= Work to complete =
Write out each entry again. Keep every word exactly as it is.

= Records from a data collection =
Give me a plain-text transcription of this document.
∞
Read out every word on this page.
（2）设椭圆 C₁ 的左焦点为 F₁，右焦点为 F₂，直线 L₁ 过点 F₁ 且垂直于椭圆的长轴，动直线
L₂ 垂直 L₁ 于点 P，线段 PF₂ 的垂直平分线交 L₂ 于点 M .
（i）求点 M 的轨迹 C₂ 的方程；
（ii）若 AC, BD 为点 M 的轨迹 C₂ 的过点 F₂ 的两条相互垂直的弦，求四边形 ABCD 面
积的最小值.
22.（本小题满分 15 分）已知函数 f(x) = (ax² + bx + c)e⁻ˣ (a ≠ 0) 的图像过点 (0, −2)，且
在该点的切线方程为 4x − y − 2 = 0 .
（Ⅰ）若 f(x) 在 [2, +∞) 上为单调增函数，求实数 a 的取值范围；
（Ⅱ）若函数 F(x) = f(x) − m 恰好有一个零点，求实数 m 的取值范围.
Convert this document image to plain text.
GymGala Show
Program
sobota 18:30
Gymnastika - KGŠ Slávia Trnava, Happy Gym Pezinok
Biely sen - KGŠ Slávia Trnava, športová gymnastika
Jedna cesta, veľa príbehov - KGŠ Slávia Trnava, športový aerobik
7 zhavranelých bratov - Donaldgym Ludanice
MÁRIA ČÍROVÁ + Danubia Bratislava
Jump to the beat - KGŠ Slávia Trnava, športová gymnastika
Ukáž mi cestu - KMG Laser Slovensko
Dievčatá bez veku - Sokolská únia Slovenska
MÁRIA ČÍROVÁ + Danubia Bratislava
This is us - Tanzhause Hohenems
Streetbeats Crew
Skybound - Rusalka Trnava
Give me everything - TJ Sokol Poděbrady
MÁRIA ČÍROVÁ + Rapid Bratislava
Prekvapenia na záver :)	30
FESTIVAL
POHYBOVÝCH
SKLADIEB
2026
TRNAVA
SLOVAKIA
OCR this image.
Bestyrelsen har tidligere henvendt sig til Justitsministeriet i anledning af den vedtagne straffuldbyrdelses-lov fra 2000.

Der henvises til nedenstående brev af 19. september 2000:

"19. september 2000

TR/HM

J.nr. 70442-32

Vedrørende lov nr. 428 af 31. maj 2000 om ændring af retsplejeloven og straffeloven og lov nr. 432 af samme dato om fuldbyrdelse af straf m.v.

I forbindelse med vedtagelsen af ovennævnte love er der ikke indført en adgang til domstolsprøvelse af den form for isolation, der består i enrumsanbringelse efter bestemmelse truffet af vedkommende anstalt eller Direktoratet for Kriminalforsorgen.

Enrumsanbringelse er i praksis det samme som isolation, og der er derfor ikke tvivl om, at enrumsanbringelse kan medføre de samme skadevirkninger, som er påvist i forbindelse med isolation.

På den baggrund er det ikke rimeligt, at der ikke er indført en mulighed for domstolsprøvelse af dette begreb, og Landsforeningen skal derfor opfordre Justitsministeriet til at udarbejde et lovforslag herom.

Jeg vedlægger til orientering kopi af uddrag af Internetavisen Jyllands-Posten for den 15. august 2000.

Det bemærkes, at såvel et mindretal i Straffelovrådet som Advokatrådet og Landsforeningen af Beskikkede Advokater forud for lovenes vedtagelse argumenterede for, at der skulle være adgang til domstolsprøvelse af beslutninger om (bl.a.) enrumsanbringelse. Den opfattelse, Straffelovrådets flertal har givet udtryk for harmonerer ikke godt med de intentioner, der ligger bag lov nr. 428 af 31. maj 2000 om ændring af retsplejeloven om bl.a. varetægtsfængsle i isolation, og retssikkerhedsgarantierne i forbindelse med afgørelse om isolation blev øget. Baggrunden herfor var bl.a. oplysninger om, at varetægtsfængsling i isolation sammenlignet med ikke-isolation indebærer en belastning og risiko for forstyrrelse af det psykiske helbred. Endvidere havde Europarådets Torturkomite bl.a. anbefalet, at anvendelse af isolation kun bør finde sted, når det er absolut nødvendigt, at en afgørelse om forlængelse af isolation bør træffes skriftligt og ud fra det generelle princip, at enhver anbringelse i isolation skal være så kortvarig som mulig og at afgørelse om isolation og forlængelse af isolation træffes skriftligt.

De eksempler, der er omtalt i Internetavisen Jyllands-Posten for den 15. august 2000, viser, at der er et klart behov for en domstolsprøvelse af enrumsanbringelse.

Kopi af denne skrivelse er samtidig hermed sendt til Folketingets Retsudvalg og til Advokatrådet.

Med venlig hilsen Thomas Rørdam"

= Response below =
Give me a plain-text transcription of this document.
∞
Read out every word on this page.
（2）设椭圆 C₁ 的左焦点为 F₁，右焦点为 F₂，直线 L₁ 过点 F₁ 且垂直于椭圆的长轴，动直线
L₂ 垂直 L₁ 于点 P，线段 PF₂ 的垂直平分线交 L₂ 于点 M .
（i）求点 M 的轨迹 C₂ 的方程；
（ii）若 AC, BD 为点 M 的轨迹 C₂ 的过点 F₂ 的两条相互垂直的弦，求四边形 ABCD 面
积的最小值.
22.（本小题满分 15 分）已知函数 f(x) = (ax² + bx + c)e⁻ˣ (a ≠ 0) 的图像过点 (0, −2)，且
在该点的切线方程为 4x − y − 2 = 0 .
（Ⅰ）若 f(x) 在 [2, +∞) 上为单调增函数，求实数 a 的取值范围；
（Ⅱ）若函数 F(x) = f(x) − m 恰好有一个零点，求实数 m 的取值范围.
Convert this document image to plain text.
GymGala Show
Program
sobota 18:30
Gymnastika - KGŠ Slávia Trnava, Happy Gym Pezinok
Biely sen - KGŠ Slávia Trnava, športová gymnastika
Jedna cesta, veľa príbehov - KGŠ Slávia Trnava, športový aerobik
7 zhavranelých bratov - Donaldgym Ludanice
MÁRIA ČÍROVÁ + Danubia Bratislava
Jump to the beat - KGŠ Slávia Trnava, športová gymnastika
Ukáž mi cestu - KMG Laser Slovensko
Dievčatá bez veku - Sokolská únia Slovenska
MÁRIA ČÍROVÁ + Danubia Bratislava
This is us - Tanzhause Hohenems
Streetbeats Crew
Skybound - Rusalka Trnava
Give me everything - TJ Sokol Poděbrady
MÁRIA ČÍROVÁ + Rapid Bratislava
Prekvapenia na záver :)	30
FESTIVAL
POHYBOVÝCH
SKLADIEB
2026
TRNAVA
SLOVAKIA
OCR this image.
Bestyrelsen har tidligere henvendt sig til Justitsministeriet i anledning af den vedtagne straffuldbyrdelses-lov fra 2000.

Der henvises til nedenstående brev af 19. september 2000:

"19. september 2000

TR/HM

J.nr. 70442-32

Vedrørende lov nr. 428 af 31. maj 2000 om ændring af retsplejeloven og straffeloven og lov nr. 432 af samme dato om fuldbyrdelse af straf m.v.

I forbindelse med vedtagelsen af ovennævnte love er der ikke indført en adgang til domstolsprøvelse af den form for isolation, der består i enrumsanbringelse efter bestemmelse truffet af vedkommende anstalt eller Direktoratet for Kriminalforsorgen.

Enrumsanbringelse er i praksis det samme som isolation, og der er derfor ikke tvivl om, at enrumsanbringelse kan medføre de samme skadevirkninger, som er påvist i forbindelse med isolation.

På den baggrund er det ikke rimeligt, at der ikke er indført en mulighed for domstolsprøvelse af dette begreb, og Landsforeningen skal derfor opfordre Justitsministeriet til at udarbejde et lovforslag herom.

Jeg vedlægger til orientering kopi af uddrag af Internetavisen Jyllands-Posten for den 15. august 2000.

Det bemærkes, at såvel et mindretal i Straffelovrådet som Advokatrådet og Landsforeningen af Beskikkede Advokater forud for lovenes vedtagelse argumenterede for, at der skulle være adgang til domstolsprøvelse af beslutninger om (bl.a.) enrumsanbringelse. Den opfattelse, Straffelovrådets flertal har givet udtryk for harmonerer ikke godt med de intentioner, der ligger bag lov nr. 428 af 31. maj 2000 om ændring af retsplejeloven om bl.a. varetægtsfængsle i isolation, og retssikkerhedsgarantierne i forbindelse med afgørelse om isolation blev øget. Baggrunden herfor var bl.a. oplysninger om, at varetægtsfængsling i isolation sammenlignet med ikke-isolation indebærer en belastning og risiko for forstyrrelse af det psykiske helbred. Endvidere havde Europarådets Torturkomite bl.a. anbefalet, at anvendelse af isolation kun bør finde sted, når det er absolut nødvendigt, at en afgørelse om forlængelse af isolation bør træffes skriftligt og ud fra det generelle princip, at enhver anbringelse i isolation skal være så kortvarig som mulig og at afgørelse om isolation og forlængelse af isolation træffes skriftligt.

De eksempler, der er omtalt i Internetavisen Jyllands-Posten for den 15. august 2000, viser, at der er et klart behov for en domstolsprøvelse af enrumsanbringelse.

Kopi af denne skrivelse er samtidig hermed sendt til Folketingets Retsudvalg og til Advokatrådet.

Med venlig hilsen Thomas Rørdam"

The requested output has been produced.